▸ EXCERPTED RECORDS:

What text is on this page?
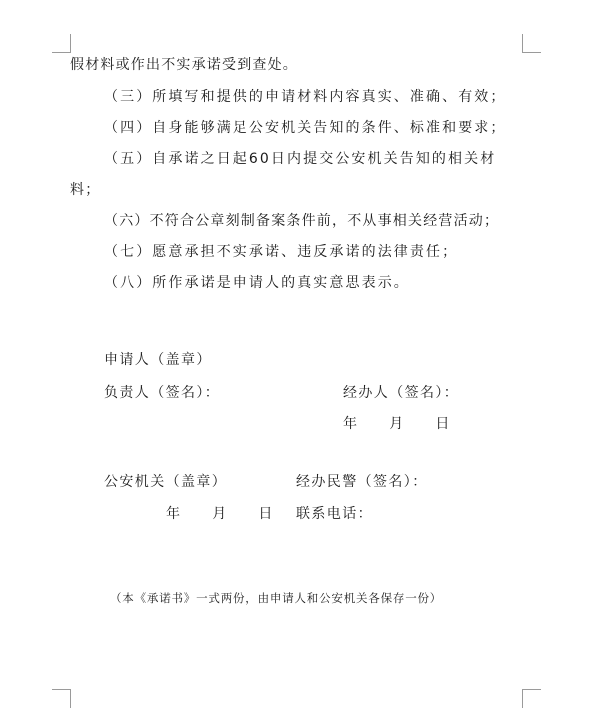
假材料或作出不实承诺受到查处。
（三）所填写和提供的申请材料内容真实、准确、有效；
（四）自身能够满足公安机关告知的条件、标准和要求；
（五）自承诺之日起60日内提交公安机关告知的相关材
料；
（六）不符合公章刻制备案条件前，不从事相关经营活动；
（七）愿意承担不实承诺、违反承诺的法律责任；
（八）所作承诺是申请人的真实意思表示。
申请人（盖章）
负责人（签名）：	经办人（签名）：
年　　月　　日
公安机关（盖章）	经办民警（签名）：
年　　月　　日 联系电话：
（本《承诺书》一式两份，由申请人和公安机关各保存一份）
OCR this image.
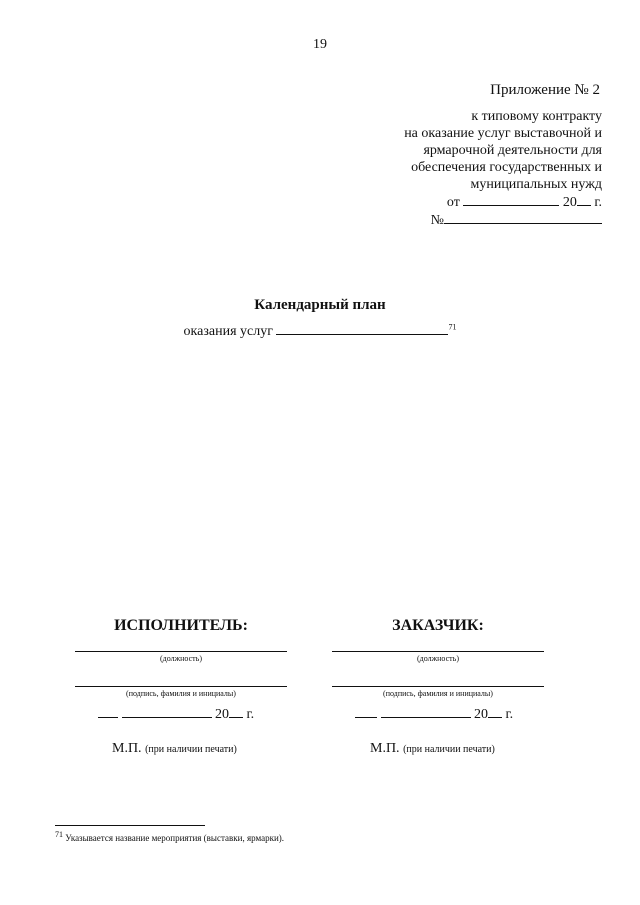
19
Приложение № 2
к типовому контракту
на оказание услуг выставочной и
ярмарочной деятельности для
обеспечения государственных и
муниципальных нужд
от	20 г.
№
Календарный план
оказания услуг	$^{71}$
ИСПОЛНИТЕЛЬ:
(должность)
(подпись, фамилия и инициалы)
20 г.
М.П. (при наличии печати)
ЗАКАЗЧИК:
(должность)
(подпись, фамилия и инициалы)
20 г.
М.П. (при наличии печати)
$^{71}$ Указывается название мероприятия (выставки, ярмарки).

▸ WHAT THE TASK REQUIRES: Pictures in the records above are not copied; print everything else exactly.

▸ SOLUTION TO THIS TASK:
What text is on this page?
假材料或作出不实承诺受到查处。
（三）所填写和提供的申请材料内容真实、准确、有效；
（四）自身能够满足公安机关告知的条件、标准和要求；
（五）自承诺之日起60日内提交公安机关告知的相关材
料；
（六）不符合公章刻制备案条件前，不从事相关经营活动；
（七）愿意承担不实承诺、违反承诺的法律责任；
（八）所作承诺是申请人的真实意思表示。
申请人（盖章）
负责人（签名）：	经办人（签名）：
年　　月　　日
公安机关（盖章）	经办民警（签名）：
年　　月　　日 联系电话：
（本《承诺书》一式两份，由申请人和公安机关各保存一份）
OCR this image.
19
Приложение № 2
к типовому контракту
на оказание услуг выставочной и
ярмарочной деятельности для
обеспечения государственных и
муниципальных нужд
от	20 г.
№
Календарный план
оказания услуг	$^{71}$
ИСПОЛНИТЕЛЬ:
(должность)
(подпись, фамилия и инициалы)
20 г.
М.П. (при наличии печати)
ЗАКАЗЧИК:
(должность)
(подпись, фамилия и инициалы)
20 г.
М.П. (при наличии печати)
$^{71}$ Указывается название мероприятия (выставки, ярмарки).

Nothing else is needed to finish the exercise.